Raw data.
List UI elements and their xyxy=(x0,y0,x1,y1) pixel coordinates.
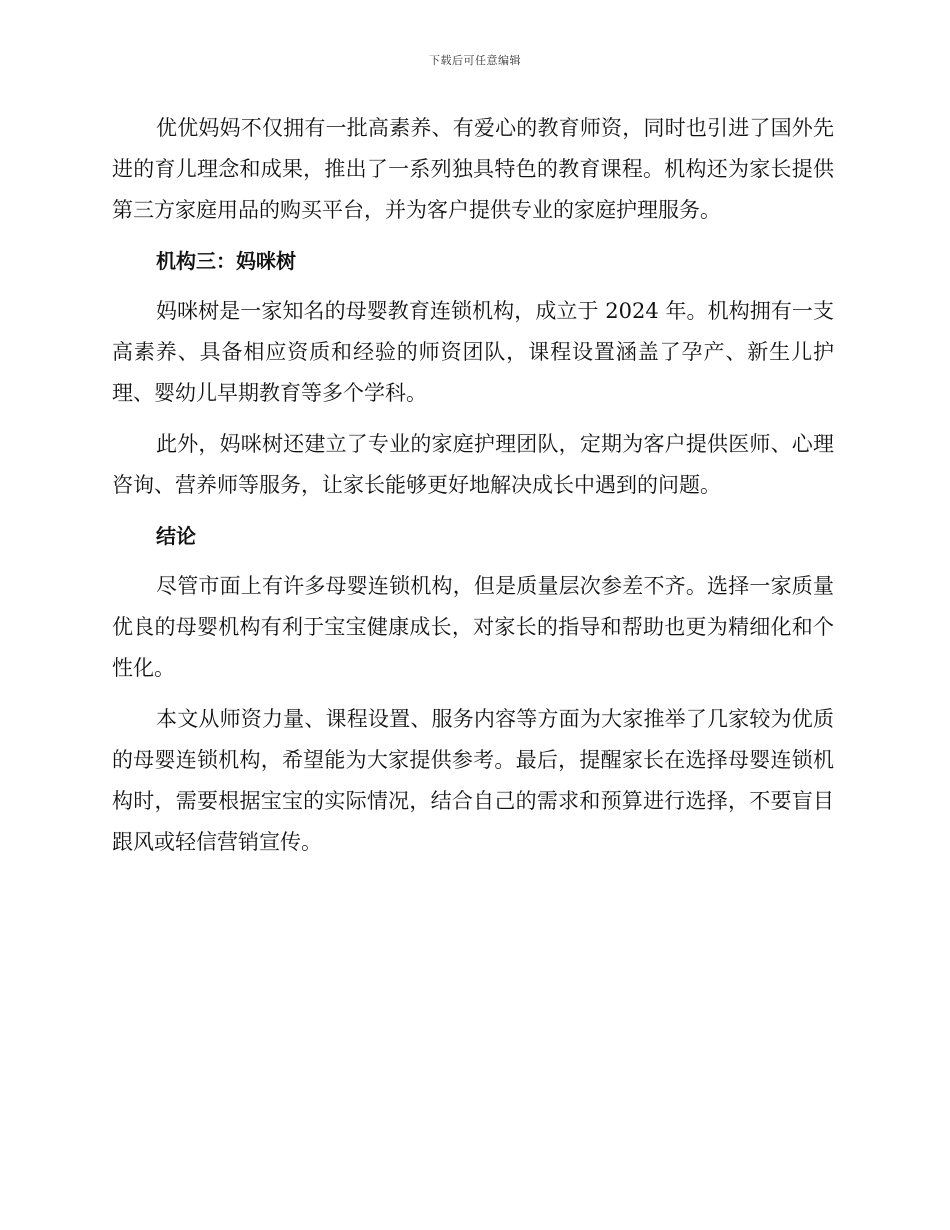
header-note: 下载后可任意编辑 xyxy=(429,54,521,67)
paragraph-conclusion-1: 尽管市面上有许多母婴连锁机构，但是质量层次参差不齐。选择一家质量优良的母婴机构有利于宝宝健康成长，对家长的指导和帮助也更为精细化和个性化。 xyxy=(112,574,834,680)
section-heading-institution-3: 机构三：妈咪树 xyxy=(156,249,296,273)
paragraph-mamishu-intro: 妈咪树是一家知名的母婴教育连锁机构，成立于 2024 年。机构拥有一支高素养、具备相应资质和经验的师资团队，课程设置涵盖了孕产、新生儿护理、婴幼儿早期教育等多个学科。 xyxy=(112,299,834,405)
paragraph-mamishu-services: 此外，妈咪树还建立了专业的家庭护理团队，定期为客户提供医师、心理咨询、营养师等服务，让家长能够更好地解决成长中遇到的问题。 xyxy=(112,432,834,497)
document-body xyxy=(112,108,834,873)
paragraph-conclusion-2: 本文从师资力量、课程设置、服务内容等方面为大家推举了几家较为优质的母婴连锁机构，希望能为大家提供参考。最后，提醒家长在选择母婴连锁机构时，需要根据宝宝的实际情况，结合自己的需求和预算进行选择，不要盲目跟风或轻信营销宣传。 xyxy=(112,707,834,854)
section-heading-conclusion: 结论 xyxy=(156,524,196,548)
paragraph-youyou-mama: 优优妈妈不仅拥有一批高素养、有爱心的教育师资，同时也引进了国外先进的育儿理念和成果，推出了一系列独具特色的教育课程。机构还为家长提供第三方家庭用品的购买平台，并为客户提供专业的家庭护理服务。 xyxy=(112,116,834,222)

What is required.
Recast every line of the entries above as a numbered list, skipping blank lines and leaving out the picture.

The solution.
1. List UI elements and their xyxy=(x0,y0,x1,y1) pixel coordinates.
2. header-note: 下载后可任意编辑 xyxy=(429,54,521,67)
3. paragraph-conclusion-1: 尽管市面上有许多母婴连锁机构，但是质量层次参差不齐。选择一家质量优良的母婴机构有利于宝宝健康成长，对家长的指导和帮助也更为精细化和个性化。 xyxy=(112,574,834,680)
4. section-heading-institution-3: 机构三：妈咪树 xyxy=(156,249,296,273)
5. paragraph-mamishu-intro: 妈咪树是一家知名的母婴教育连锁机构，成立于 2024 年。机构拥有一支高素养、具备相应资质和经验的师资团队，课程设置涵盖了孕产、新生儿护理、婴幼儿早期教育等多个学科。 xyxy=(112,299,834,405)
6. paragraph-mamishu-services: 此外，妈咪树还建立了专业的家庭护理团队，定期为客户提供医师、心理咨询、营养师等服务，让家长能够更好地解决成长中遇到的问题。 xyxy=(112,432,834,497)
7. document-body xyxy=(112,108,834,873)
8. paragraph-conclusion-2: 本文从师资力量、课程设置、服务内容等方面为大家推举了几家较为优质的母婴连锁机构，希望能为大家提供参考。最后，提醒家长在选择母婴连锁机构时，需要根据宝宝的实际情况，结合自己的需求和预算进行选择，不要盲目跟风或轻信营销宣传。 xyxy=(112,707,834,854)
9. section-heading-conclusion: 结论 xyxy=(156,524,196,548)
10. paragraph-youyou-mama: 优优妈妈不仅拥有一批高素养、有爱心的教育师资，同时也引进了国外先进的育儿理念和成果，推出了一系列独具特色的教育课程。机构还为家长提供第三方家庭用品的购买平台，并为客户提供专业的家庭护理服务。 xyxy=(112,116,834,222)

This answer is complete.